YOUR TASK: Leave out the pictures and repeat the data exactly.

(Records)

—————

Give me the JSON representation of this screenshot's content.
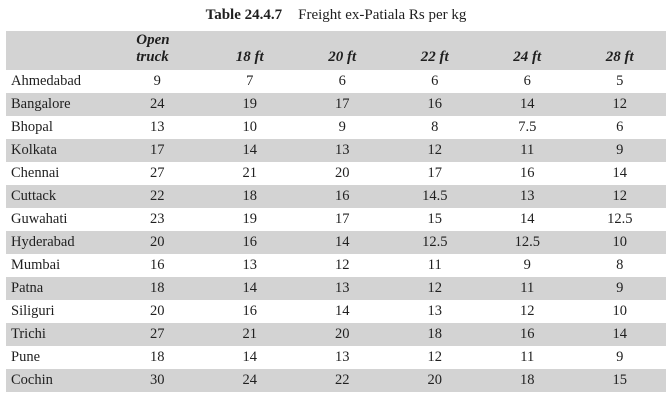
{
  "page_title": {
    "label": "Table 24.4.7",
    "caption": "Freight ex-Patiala Rs per kg"
  },
  "table": {
    "corner_header": "",
    "columns": [
      "Open truck",
      "18 ft",
      "20 ft",
      "22 ft",
      "24 ft",
      "28 ft"
    ],
    "rows": [
      {
        "city": "Ahmedabad",
        "values": [
          9,
          7,
          6,
          6,
          6,
          5
        ]
      },
      {
        "city": "Bangalore",
        "values": [
          24,
          19,
          17,
          16,
          14,
          12
        ]
      },
      {
        "city": "Bhopal",
        "values": [
          13,
          10,
          9,
          8,
          7.5,
          6
        ]
      },
      {
        "city": "Kolkata",
        "values": [
          17,
          14,
          13,
          12,
          11,
          9
        ]
      },
      {
        "city": "Chennai",
        "values": [
          27,
          21,
          20,
          17,
          16,
          14
        ]
      },
      {
        "city": "Cuttack",
        "values": [
          22,
          18,
          16,
          14.5,
          13,
          12
        ]
      },
      {
        "city": "Guwahati",
        "values": [
          23,
          19,
          17,
          15,
          14,
          12.5
        ]
      },
      {
        "city": "Hyderabad",
        "values": [
          20,
          16,
          14,
          12.5,
          12.5,
          10
        ]
      },
      {
        "city": "Mumbai",
        "values": [
          16,
          13,
          12,
          11,
          9,
          8
        ]
      },
      {
        "city": "Patna",
        "values": [
          18,
          14,
          13,
          12,
          11,
          9
        ]
      },
      {
        "city": "Siliguri",
        "values": [
          20,
          16,
          14,
          13,
          12,
          10
        ]
      },
      {
        "city": "Trichi",
        "values": [
          27,
          21,
          20,
          18,
          16,
          14
        ]
      },
      {
        "city": "Pune",
        "values": [
          18,
          14,
          13,
          12,
          11,
          9
        ]
      },
      {
        "city": "Cochin",
        "values": [
          30,
          24,
          22,
          20,
          18,
          15
        ]
      }
    ]
  },
  "colors": {
    "stripe": "#d3d3d3",
    "text": "#1f1f1f",
    "background": "#ffffff"
  }
}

—————

SOLUTION FOR THIS EXERCISE:
Give me the JSON representation of this screenshot's content.
{
  "page_title": {
    "label": "Table 24.4.7",
    "caption": "Freight ex-Patiala Rs per kg"
  },
  "table": {
    "corner_header": "",
    "columns": [
      "Open truck",
      "18 ft",
      "20 ft",
      "22 ft",
      "24 ft",
      "28 ft"
    ],
    "rows": [
      {
        "city": "Ahmedabad",
        "values": [
          9,
          7,
          6,
          6,
          6,
          5
        ]
      },
      {
        "city": "Bangalore",
        "values": [
          24,
          19,
          17,
          16,
          14,
          12
        ]
      },
      {
        "city": "Bhopal",
        "values": [
          13,
          10,
          9,
          8,
          7.5,
          6
        ]
      },
      {
        "city": "Kolkata",
        "values": [
          17,
          14,
          13,
          12,
          11,
          9
        ]
      },
      {
        "city": "Chennai",
        "values": [
          27,
          21,
          20,
          17,
          16,
          14
        ]
      },
      {
        "city": "Cuttack",
        "values": [
          22,
          18,
          16,
          14.5,
          13,
          12
        ]
      },
      {
        "city": "Guwahati",
        "values": [
          23,
          19,
          17,
          15,
          14,
          12.5
        ]
      },
      {
        "city": "Hyderabad",
        "values": [
          20,
          16,
          14,
          12.5,
          12.5,
          10
        ]
      },
      {
        "city": "Mumbai",
        "values": [
          16,
          13,
          12,
          11,
          9,
          8
        ]
      },
      {
        "city": "Patna",
        "values": [
          18,
          14,
          13,
          12,
          11,
          9
        ]
      },
      {
        "city": "Siliguri",
        "values": [
          20,
          16,
          14,
          13,
          12,
          10
        ]
      },
      {
        "city": "Trichi",
        "values": [
          27,
          21,
          20,
          18,
          16,
          14
        ]
      },
      {
        "city": "Pune",
        "values": [
          18,
          14,
          13,
          12,
          11,
          9
        ]
      },
      {
        "city": "Cochin",
        "values": [
          30,
          24,
          22,
          20,
          18,
          15
        ]
      }
    ]
  },
  "colors": {
    "stripe": "#d3d3d3",
    "text": "#1f1f1f",
    "background": "#ffffff"
  }
}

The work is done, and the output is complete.